(Items from a figure collection)
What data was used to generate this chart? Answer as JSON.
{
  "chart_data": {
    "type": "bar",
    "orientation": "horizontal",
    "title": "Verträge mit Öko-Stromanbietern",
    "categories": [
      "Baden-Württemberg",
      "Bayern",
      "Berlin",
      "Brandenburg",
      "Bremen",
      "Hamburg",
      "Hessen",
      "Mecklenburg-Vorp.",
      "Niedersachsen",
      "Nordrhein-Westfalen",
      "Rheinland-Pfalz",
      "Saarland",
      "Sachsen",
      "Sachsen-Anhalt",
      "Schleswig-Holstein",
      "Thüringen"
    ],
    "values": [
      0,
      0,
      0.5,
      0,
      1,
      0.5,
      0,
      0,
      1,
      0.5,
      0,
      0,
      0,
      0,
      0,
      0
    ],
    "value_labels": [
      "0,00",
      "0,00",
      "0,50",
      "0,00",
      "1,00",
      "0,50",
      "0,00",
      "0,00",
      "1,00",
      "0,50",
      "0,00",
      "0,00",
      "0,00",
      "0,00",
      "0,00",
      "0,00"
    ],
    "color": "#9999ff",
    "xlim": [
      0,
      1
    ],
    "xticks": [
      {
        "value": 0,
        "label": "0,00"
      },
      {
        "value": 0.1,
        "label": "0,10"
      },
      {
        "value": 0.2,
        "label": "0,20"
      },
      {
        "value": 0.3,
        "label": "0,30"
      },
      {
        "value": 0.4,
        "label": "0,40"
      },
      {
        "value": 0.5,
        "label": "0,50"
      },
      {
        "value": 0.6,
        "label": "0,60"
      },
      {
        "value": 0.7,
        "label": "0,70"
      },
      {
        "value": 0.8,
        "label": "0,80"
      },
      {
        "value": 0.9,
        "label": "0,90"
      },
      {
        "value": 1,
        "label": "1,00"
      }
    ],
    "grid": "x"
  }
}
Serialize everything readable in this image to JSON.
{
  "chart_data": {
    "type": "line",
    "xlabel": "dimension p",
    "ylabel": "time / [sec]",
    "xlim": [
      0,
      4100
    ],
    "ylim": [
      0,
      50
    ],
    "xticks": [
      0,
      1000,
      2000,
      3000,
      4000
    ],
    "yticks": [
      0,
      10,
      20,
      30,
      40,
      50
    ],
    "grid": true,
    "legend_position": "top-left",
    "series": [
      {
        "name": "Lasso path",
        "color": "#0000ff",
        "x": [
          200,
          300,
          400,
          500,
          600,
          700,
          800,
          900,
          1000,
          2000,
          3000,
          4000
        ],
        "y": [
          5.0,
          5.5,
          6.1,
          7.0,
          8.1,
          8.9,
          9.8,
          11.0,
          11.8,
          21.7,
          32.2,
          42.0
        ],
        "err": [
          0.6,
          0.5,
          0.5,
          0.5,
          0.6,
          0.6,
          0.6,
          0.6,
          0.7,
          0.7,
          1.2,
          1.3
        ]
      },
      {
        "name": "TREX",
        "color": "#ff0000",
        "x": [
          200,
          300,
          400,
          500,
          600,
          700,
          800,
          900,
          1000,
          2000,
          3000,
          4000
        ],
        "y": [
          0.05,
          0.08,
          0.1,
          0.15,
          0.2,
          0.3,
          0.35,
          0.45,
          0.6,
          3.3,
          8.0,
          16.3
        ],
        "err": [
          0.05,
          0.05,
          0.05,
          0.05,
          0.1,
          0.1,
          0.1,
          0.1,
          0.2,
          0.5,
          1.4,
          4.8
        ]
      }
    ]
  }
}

§ **WHAT IS ASKED**: Write out all the records above again, exactly as they stand.

§ **EXERCISE OUTPUT**:
What data was used to generate this chart? Answer as JSON.
{
  "chart_data": {
    "type": "bar",
    "orientation": "horizontal",
    "title": "Verträge mit Öko-Stromanbietern",
    "categories": [
      "Baden-Württemberg",
      "Bayern",
      "Berlin",
      "Brandenburg",
      "Bremen",
      "Hamburg",
      "Hessen",
      "Mecklenburg-Vorp.",
      "Niedersachsen",
      "Nordrhein-Westfalen",
      "Rheinland-Pfalz",
      "Saarland",
      "Sachsen",
      "Sachsen-Anhalt",
      "Schleswig-Holstein",
      "Thüringen"
    ],
    "values": [
      0,
      0,
      0.5,
      0,
      1,
      0.5,
      0,
      0,
      1,
      0.5,
      0,
      0,
      0,
      0,
      0,
      0
    ],
    "value_labels": [
      "0,00",
      "0,00",
      "0,50",
      "0,00",
      "1,00",
      "0,50",
      "0,00",
      "0,00",
      "1,00",
      "0,50",
      "0,00",
      "0,00",
      "0,00",
      "0,00",
      "0,00",
      "0,00"
    ],
    "color": "#9999ff",
    "xlim": [
      0,
      1
    ],
    "xticks": [
      {
        "value": 0,
        "label": "0,00"
      },
      {
        "value": 0.1,
        "label": "0,10"
      },
      {
        "value": 0.2,
        "label": "0,20"
      },
      {
        "value": 0.3,
        "label": "0,30"
      },
      {
        "value": 0.4,
        "label": "0,40"
      },
      {
        "value": 0.5,
        "label": "0,50"
      },
      {
        "value": 0.6,
        "label": "0,60"
      },
      {
        "value": 0.7,
        "label": "0,70"
      },
      {
        "value": 0.8,
        "label": "0,80"
      },
      {
        "value": 0.9,
        "label": "0,90"
      },
      {
        "value": 1,
        "label": "1,00"
      }
    ],
    "grid": "x"
  }
}
Serialize everything readable in this image to JSON.
{
  "chart_data": {
    "type": "line",
    "xlabel": "dimension p",
    "ylabel": "time / [sec]",
    "xlim": [
      0,
      4100
    ],
    "ylim": [
      0,
      50
    ],
    "xticks": [
      0,
      1000,
      2000,
      3000,
      4000
    ],
    "yticks": [
      0,
      10,
      20,
      30,
      40,
      50
    ],
    "grid": true,
    "legend_position": "top-left",
    "series": [
      {
        "name": "Lasso path",
        "color": "#0000ff",
        "x": [
          200,
          300,
          400,
          500,
          600,
          700,
          800,
          900,
          1000,
          2000,
          3000,
          4000
        ],
        "y": [
          5.0,
          5.5,
          6.1,
          7.0,
          8.1,
          8.9,
          9.8,
          11.0,
          11.8,
          21.7,
          32.2,
          42.0
        ],
        "err": [
          0.6,
          0.5,
          0.5,
          0.5,
          0.6,
          0.6,
          0.6,
          0.6,
          0.7,
          0.7,
          1.2,
          1.3
        ]
      },
      {
        "name": "TREX",
        "color": "#ff0000",
        "x": [
          200,
          300,
          400,
          500,
          600,
          700,
          800,
          900,
          1000,
          2000,
          3000,
          4000
        ],
        "y": [
          0.05,
          0.08,
          0.1,
          0.15,
          0.2,
          0.3,
          0.35,
          0.45,
          0.6,
          3.3,
          8.0,
          16.3
        ],
        "err": [
          0.05,
          0.05,
          0.05,
          0.05,
          0.1,
          0.1,
          0.1,
          0.1,
          0.2,
          0.5,
          1.4,
          4.8
        ]
      }
    ]
  }
}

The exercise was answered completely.